Exercise objective
Scan the records and identify every line in which the string "dispersion" occurs, then return those lines.

Figure dataset records:
** start **
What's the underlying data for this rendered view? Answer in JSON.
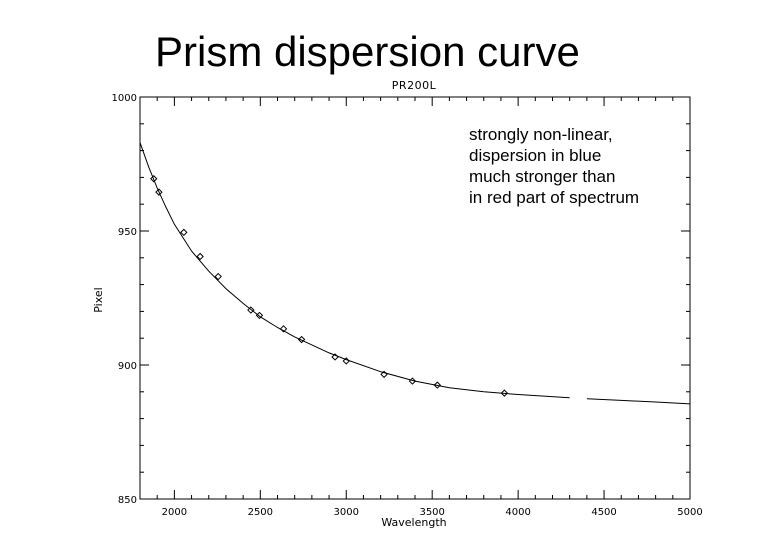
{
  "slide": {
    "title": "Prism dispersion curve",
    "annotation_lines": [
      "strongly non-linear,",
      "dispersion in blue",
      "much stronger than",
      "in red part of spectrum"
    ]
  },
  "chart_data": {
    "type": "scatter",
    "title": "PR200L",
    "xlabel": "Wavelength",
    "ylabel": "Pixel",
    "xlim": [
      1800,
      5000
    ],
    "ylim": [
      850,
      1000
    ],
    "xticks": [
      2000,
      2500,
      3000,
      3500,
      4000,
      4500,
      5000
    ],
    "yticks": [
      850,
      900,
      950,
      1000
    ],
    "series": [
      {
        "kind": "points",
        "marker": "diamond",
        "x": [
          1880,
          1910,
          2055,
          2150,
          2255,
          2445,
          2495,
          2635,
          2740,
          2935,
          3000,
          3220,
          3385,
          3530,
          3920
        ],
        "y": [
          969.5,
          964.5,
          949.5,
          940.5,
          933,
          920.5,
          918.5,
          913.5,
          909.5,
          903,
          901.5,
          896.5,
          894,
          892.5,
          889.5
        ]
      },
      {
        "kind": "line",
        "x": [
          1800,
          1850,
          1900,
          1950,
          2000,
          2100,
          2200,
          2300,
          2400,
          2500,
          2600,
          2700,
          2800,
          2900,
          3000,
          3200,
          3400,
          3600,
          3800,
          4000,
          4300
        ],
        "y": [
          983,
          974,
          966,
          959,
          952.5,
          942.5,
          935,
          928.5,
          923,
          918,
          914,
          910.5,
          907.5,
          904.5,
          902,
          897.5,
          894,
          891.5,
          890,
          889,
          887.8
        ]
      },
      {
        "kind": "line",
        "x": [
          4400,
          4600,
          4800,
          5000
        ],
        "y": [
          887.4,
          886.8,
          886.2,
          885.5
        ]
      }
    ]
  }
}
** end **
** start **
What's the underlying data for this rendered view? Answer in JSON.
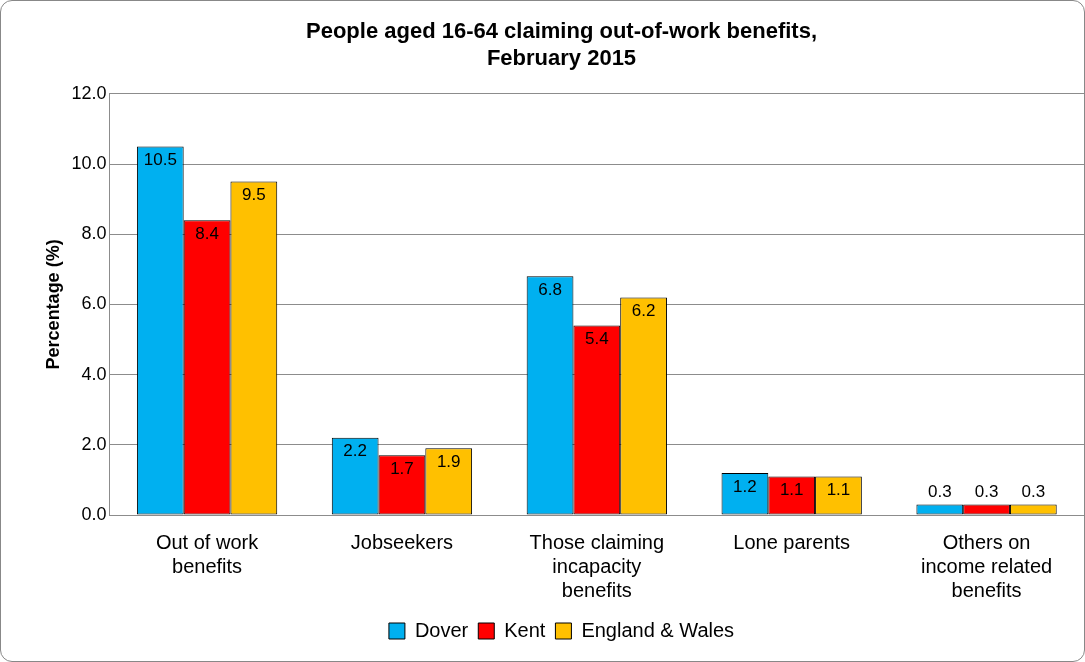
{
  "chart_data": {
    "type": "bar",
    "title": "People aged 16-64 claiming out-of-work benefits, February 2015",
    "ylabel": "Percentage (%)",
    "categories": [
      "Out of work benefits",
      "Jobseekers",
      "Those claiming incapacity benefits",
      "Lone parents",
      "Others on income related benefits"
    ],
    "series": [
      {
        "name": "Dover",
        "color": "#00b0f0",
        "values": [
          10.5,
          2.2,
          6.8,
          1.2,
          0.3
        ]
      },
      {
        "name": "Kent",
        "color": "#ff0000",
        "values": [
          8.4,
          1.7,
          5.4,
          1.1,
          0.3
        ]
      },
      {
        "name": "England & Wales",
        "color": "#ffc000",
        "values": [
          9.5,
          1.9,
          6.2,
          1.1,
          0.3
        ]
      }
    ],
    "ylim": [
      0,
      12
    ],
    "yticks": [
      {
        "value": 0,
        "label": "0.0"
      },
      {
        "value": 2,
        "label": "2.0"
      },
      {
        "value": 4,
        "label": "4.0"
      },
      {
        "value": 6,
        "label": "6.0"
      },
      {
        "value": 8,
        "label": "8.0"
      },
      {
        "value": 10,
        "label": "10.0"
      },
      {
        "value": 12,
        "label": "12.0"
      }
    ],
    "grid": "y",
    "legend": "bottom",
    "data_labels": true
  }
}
** end **
Finished exercise
    "title": "Prism dispersion curve",
      "dispersion in blue",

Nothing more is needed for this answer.